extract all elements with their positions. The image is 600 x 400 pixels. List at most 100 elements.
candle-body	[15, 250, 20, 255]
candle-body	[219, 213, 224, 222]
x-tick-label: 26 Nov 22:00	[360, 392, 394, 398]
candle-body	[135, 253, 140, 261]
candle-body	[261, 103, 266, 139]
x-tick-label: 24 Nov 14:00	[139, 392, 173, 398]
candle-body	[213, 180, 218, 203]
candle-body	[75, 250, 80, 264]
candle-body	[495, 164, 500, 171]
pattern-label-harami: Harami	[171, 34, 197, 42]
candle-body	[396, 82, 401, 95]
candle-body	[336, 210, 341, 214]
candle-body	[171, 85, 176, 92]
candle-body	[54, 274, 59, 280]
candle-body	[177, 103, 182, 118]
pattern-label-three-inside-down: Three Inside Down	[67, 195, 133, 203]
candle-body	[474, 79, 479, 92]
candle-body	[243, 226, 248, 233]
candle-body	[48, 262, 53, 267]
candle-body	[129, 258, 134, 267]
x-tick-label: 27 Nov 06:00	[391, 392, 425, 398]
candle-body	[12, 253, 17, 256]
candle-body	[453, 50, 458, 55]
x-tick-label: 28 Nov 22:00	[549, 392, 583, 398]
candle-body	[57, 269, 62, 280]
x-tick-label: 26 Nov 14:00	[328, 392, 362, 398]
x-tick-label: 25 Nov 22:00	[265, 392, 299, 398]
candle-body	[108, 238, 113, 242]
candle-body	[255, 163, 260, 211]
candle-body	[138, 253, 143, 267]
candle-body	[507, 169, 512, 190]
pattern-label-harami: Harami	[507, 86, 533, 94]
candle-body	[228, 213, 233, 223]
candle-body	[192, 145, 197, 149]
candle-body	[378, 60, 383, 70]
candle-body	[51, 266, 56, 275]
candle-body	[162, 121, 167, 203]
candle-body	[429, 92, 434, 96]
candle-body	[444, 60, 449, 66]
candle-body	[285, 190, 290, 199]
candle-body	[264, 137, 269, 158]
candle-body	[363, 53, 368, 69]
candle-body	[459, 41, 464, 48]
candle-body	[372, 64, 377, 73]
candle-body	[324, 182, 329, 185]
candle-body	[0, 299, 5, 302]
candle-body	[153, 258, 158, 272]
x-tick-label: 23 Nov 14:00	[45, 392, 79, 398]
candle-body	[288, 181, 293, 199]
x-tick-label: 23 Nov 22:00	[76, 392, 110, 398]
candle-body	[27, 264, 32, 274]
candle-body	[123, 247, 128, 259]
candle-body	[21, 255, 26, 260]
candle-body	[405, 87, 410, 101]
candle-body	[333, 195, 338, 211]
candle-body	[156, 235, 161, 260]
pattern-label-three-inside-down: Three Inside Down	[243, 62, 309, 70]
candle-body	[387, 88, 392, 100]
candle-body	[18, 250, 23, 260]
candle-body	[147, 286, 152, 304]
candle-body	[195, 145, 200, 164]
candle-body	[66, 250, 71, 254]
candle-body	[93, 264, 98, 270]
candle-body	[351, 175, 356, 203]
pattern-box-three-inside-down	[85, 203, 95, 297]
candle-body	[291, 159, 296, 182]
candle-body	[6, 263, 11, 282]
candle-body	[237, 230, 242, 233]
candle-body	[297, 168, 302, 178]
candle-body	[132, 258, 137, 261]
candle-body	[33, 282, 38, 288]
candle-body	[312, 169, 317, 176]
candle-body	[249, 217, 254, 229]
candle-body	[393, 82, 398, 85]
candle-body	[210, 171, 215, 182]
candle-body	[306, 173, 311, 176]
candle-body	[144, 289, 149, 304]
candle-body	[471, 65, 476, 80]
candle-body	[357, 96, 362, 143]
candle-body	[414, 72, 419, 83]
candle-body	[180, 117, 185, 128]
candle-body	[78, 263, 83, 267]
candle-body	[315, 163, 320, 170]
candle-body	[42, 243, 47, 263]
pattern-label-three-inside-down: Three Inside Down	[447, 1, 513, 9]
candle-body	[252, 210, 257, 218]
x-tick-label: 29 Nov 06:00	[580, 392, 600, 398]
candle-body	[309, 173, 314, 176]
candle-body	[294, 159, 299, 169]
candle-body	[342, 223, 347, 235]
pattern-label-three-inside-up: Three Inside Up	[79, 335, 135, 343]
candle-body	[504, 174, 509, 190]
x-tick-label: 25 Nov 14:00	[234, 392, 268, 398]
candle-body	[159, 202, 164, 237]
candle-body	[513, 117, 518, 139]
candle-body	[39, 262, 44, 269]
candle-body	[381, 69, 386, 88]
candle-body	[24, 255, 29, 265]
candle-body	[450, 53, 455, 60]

— Written exercise —
Extract every line of the entries above that contains the word "tick".

— The completed task —
x-tick-label: 26 Nov 22:00	[360, 392, 394, 398]
x-tick-label: 24 Nov 14:00	[139, 392, 173, 398]
x-tick-label: 27 Nov 06:00	[391, 392, 425, 398]
x-tick-label: 28 Nov 22:00	[549, 392, 583, 398]
x-tick-label: 26 Nov 14:00	[328, 392, 362, 398]
x-tick-label: 25 Nov 22:00	[265, 392, 299, 398]
x-tick-label: 23 Nov 14:00	[45, 392, 79, 398]
x-tick-label: 23 Nov 22:00	[76, 392, 110, 398]
x-tick-label: 29 Nov 06:00	[580, 392, 600, 398]
x-tick-label: 25 Nov 14:00	[234, 392, 268, 398]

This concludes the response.